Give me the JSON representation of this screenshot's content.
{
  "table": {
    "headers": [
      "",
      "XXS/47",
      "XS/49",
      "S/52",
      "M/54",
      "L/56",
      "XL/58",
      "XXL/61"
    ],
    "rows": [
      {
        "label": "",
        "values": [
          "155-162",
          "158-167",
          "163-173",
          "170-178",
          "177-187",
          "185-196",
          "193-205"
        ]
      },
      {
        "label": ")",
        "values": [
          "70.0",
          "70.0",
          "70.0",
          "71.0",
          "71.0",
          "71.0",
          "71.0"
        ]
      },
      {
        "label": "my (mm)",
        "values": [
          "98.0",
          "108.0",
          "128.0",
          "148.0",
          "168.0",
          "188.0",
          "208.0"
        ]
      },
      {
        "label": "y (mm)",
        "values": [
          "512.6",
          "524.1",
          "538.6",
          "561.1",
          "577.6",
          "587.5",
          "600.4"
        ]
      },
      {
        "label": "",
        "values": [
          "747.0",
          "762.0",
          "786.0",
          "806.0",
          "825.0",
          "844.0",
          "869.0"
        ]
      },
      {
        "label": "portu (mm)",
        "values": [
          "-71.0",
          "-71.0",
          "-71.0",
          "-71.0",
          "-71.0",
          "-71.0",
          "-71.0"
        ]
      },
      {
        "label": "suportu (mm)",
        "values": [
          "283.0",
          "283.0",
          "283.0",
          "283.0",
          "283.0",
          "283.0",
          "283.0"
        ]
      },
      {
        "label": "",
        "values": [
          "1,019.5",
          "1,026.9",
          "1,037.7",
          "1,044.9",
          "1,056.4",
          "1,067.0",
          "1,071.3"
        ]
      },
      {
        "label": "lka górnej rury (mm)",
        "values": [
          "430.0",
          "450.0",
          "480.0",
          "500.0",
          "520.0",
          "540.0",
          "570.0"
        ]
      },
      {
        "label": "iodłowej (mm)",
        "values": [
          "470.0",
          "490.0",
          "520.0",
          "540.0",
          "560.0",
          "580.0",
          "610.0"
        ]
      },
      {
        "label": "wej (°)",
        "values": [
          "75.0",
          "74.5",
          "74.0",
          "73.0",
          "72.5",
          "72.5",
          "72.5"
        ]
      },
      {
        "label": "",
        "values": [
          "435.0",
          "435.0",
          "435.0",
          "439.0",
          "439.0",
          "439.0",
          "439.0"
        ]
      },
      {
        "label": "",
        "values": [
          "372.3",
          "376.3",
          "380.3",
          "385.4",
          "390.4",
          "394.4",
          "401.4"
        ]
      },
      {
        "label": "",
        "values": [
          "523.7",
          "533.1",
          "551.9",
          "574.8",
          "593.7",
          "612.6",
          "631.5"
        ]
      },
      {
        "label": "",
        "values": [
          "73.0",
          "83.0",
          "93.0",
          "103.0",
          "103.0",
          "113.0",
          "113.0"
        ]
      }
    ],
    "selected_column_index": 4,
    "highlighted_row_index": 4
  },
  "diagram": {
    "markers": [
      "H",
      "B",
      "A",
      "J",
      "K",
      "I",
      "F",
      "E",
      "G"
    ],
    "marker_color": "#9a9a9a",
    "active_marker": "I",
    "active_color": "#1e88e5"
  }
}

• • •

__What needs to be done__.
Using the listing above, please repeat every entry exactly.

__Completed exercise__.
Give me the JSON representation of this screenshot's content.
{
  "table": {
    "headers": [
      "",
      "XXS/47",
      "XS/49",
      "S/52",
      "M/54",
      "L/56",
      "XL/58",
      "XXL/61"
    ],
    "rows": [
      {
        "label": "",
        "values": [
          "155-162",
          "158-167",
          "163-173",
          "170-178",
          "177-187",
          "185-196",
          "193-205"
        ]
      },
      {
        "label": ")",
        "values": [
          "70.0",
          "70.0",
          "70.0",
          "71.0",
          "71.0",
          "71.0",
          "71.0"
        ]
      },
      {
        "label": "my (mm)",
        "values": [
          "98.0",
          "108.0",
          "128.0",
          "148.0",
          "168.0",
          "188.0",
          "208.0"
        ]
      },
      {
        "label": "y (mm)",
        "values": [
          "512.6",
          "524.1",
          "538.6",
          "561.1",
          "577.6",
          "587.5",
          "600.4"
        ]
      },
      {
        "label": "",
        "values": [
          "747.0",
          "762.0",
          "786.0",
          "806.0",
          "825.0",
          "844.0",
          "869.0"
        ]
      },
      {
        "label": "portu (mm)",
        "values": [
          "-71.0",
          "-71.0",
          "-71.0",
          "-71.0",
          "-71.0",
          "-71.0",
          "-71.0"
        ]
      },
      {
        "label": "suportu (mm)",
        "values": [
          "283.0",
          "283.0",
          "283.0",
          "283.0",
          "283.0",
          "283.0",
          "283.0"
        ]
      },
      {
        "label": "",
        "values": [
          "1,019.5",
          "1,026.9",
          "1,037.7",
          "1,044.9",
          "1,056.4",
          "1,067.0",
          "1,071.3"
        ]
      },
      {
        "label": "lka górnej rury (mm)",
        "values": [
          "430.0",
          "450.0",
          "480.0",
          "500.0",
          "520.0",
          "540.0",
          "570.0"
        ]
      },
      {
        "label": "iodłowej (mm)",
        "values": [
          "470.0",
          "490.0",
          "520.0",
          "540.0",
          "560.0",
          "580.0",
          "610.0"
        ]
      },
      {
        "label": "wej (°)",
        "values": [
          "75.0",
          "74.5",
          "74.0",
          "73.0",
          "72.5",
          "72.5",
          "72.5"
        ]
      },
      {
        "label": "",
        "values": [
          "435.0",
          "435.0",
          "435.0",
          "439.0",
          "439.0",
          "439.0",
          "439.0"
        ]
      },
      {
        "label": "",
        "values": [
          "372.3",
          "376.3",
          "380.3",
          "385.4",
          "390.4",
          "394.4",
          "401.4"
        ]
      },
      {
        "label": "",
        "values": [
          "523.7",
          "533.1",
          "551.9",
          "574.8",
          "593.7",
          "612.6",
          "631.5"
        ]
      },
      {
        "label": "",
        "values": [
          "73.0",
          "83.0",
          "93.0",
          "103.0",
          "103.0",
          "113.0",
          "113.0"
        ]
      }
    ],
    "selected_column_index": 4,
    "highlighted_row_index": 4
  },
  "diagram": {
    "markers": [
      "H",
      "B",
      "A",
      "J",
      "K",
      "I",
      "F",
      "E",
      "G"
    ],
    "marker_color": "#9a9a9a",
    "active_marker": "I",
    "active_color": "#1e88e5"
  }
}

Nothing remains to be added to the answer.